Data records
□ □ □ □ □
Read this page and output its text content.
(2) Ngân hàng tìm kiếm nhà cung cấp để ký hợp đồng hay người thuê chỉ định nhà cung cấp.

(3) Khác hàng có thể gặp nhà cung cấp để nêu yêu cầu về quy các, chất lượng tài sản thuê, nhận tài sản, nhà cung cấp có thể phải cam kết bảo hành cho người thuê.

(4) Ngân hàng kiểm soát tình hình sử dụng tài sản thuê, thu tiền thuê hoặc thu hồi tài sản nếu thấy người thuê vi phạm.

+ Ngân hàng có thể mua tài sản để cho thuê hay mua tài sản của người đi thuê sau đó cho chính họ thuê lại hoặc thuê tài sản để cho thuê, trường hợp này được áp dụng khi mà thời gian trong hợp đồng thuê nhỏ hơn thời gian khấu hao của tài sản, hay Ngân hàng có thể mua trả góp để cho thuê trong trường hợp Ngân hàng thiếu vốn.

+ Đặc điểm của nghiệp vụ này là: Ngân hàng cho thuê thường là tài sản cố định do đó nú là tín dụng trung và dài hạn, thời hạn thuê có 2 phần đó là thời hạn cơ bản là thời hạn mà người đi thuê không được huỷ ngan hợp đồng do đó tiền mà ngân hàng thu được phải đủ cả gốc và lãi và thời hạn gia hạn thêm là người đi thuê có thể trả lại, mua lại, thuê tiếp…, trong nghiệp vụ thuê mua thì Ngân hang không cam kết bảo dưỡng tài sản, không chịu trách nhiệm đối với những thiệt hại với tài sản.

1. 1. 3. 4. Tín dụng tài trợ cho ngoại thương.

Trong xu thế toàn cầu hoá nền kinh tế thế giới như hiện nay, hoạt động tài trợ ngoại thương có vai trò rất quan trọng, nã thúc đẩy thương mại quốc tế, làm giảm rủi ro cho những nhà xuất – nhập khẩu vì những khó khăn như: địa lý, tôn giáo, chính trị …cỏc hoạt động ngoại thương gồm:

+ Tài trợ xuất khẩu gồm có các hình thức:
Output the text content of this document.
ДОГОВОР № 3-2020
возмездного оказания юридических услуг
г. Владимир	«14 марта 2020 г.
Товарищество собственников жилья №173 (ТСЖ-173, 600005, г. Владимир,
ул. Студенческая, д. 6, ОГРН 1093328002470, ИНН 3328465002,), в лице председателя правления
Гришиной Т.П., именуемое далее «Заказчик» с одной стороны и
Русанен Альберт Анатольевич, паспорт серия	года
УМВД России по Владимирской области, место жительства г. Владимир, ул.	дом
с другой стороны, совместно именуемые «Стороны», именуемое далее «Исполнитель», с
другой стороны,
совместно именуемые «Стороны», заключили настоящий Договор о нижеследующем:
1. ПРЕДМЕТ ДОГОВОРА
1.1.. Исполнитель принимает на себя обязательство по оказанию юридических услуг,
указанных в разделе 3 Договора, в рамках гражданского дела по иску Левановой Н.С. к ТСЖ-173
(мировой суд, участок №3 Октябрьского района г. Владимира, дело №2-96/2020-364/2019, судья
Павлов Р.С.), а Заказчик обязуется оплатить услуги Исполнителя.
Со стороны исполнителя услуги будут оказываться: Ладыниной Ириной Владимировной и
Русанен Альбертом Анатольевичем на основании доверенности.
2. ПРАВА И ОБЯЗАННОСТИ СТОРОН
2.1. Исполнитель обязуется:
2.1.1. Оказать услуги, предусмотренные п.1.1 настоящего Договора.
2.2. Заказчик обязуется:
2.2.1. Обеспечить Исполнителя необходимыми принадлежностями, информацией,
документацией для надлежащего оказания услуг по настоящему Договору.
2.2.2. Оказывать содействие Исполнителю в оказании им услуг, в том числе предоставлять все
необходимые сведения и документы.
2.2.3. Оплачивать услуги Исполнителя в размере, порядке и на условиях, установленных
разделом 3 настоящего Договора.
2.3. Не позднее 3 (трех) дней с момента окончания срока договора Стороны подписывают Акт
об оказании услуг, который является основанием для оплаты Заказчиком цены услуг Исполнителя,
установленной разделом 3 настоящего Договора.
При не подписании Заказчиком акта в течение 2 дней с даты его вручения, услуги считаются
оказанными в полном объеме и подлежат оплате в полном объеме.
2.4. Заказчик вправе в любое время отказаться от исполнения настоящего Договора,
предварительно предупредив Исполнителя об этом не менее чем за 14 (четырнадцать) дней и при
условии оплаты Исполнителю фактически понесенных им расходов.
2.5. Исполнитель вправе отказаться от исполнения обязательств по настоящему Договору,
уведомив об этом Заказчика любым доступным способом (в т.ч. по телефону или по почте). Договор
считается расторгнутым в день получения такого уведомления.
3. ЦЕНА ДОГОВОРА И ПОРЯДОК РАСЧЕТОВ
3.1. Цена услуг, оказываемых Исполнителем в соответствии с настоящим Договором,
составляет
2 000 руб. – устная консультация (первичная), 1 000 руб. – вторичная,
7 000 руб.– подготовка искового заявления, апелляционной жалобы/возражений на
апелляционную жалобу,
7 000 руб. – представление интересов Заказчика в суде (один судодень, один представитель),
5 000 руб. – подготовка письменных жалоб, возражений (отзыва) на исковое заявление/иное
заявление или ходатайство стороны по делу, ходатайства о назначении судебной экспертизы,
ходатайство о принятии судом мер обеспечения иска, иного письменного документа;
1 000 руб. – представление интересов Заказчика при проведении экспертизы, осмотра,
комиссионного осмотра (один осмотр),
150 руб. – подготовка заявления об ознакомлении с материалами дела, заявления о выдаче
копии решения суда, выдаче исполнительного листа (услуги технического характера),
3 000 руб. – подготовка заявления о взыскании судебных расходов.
□ □ □ □ □
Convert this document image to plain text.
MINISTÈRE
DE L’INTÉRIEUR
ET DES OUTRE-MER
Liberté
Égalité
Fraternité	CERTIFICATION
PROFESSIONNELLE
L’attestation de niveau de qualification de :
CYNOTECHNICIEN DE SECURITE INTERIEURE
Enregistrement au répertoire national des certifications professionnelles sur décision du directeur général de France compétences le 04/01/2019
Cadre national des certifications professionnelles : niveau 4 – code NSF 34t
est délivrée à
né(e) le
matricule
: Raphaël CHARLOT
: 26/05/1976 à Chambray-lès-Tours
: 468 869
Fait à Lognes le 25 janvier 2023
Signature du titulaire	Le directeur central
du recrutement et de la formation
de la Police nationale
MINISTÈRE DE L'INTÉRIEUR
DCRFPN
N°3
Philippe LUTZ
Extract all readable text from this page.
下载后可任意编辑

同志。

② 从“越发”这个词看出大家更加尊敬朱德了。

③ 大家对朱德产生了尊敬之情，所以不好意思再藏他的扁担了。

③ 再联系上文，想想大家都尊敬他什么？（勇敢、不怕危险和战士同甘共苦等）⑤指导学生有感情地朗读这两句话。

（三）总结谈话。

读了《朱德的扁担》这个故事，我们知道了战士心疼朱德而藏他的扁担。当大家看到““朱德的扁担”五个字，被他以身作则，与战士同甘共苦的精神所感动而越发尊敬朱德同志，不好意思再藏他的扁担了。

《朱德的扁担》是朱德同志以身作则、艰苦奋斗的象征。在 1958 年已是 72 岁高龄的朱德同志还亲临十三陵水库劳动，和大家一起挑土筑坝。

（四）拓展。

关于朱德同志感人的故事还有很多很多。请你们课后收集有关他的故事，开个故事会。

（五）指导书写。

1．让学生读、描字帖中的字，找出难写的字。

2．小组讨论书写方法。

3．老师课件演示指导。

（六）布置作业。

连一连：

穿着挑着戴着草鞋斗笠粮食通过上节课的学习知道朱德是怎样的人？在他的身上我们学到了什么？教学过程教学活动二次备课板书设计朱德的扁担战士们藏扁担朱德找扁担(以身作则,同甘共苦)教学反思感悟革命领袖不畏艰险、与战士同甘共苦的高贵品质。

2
□ □ □ □ □
• **The task**
Find all lines holding the string "professionnelles" and copy them.

• **Output**
Enregistrement au répertoire national des certifications professionnelles sur décision du directeur général de France compétences le 04/01/2019
Cadre national des certifications professionnelles : niveau 4 – code NSF 34t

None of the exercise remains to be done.